▶ What the task asks: Leave the pictures out. Return all other data exactly.

* * * *

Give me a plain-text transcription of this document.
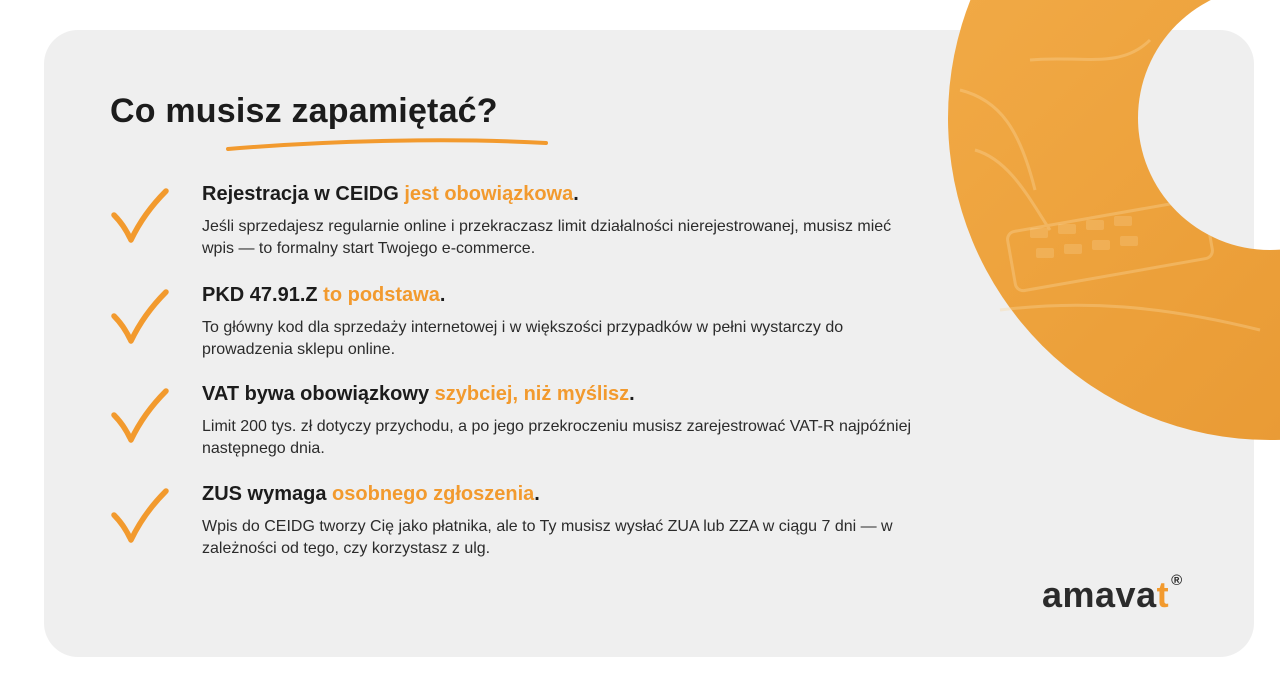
Co musisz zapamiętać?

Rejestracja w CEIDG jest obowiązkowa.

Jeśli sprzedajesz regularnie online i przekraczasz limit działalności nierejestrowanej, musisz mieć wpis — to formalny start Twojego e-commerce.

PKD 47.91.Z to podstawa.

To główny kod dla sprzedaży internetowej i w większości przypadków w pełni wystarczy do prowadzenia sklepu online.

VAT bywa obowiązkowy szybciej, niż myślisz.

Limit 200 tys. zł dotyczy przychodu, a po jego przekroczeniu musisz zarejestrować VAT-R najpóźniej następnego dnia.

ZUS wymaga osobnego zgłoszenia.

Wpis do CEIDG tworzy Cię jako płatnika, ale to Ty musisz wysłać ZUA lub ZZA w ciągu 7 dni — w zależności od tego, czy korzystasz z ulg.

amavat ®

* * * *

▶ Problem solution:
Give me a plain-text transcription of this document.
Co musisz zapamiętać?

Rejestracja w CEIDG jest obowiązkowa.

Jeśli sprzedajesz regularnie online i przekraczasz limit działalności nierejestrowanej, musisz mieć wpis — to formalny start Twojego e-commerce.

PKD 47.91.Z to podstawa.

To główny kod dla sprzedaży internetowej i w większości przypadków w pełni wystarczy do prowadzenia sklepu online.

VAT bywa obowiązkowy szybciej, niż myślisz.

Limit 200 tys. zł dotyczy przychodu, a po jego przekroczeniu musisz zarejestrować VAT-R najpóźniej następnego dnia.

ZUS wymaga osobnego zgłoszenia.

Wpis do CEIDG tworzy Cię jako płatnika, ale to Ty musisz wysłać ZUA lub ZZA w ciągu 7 dni — w zależności od tego, czy korzystasz z ulg.

amavat ®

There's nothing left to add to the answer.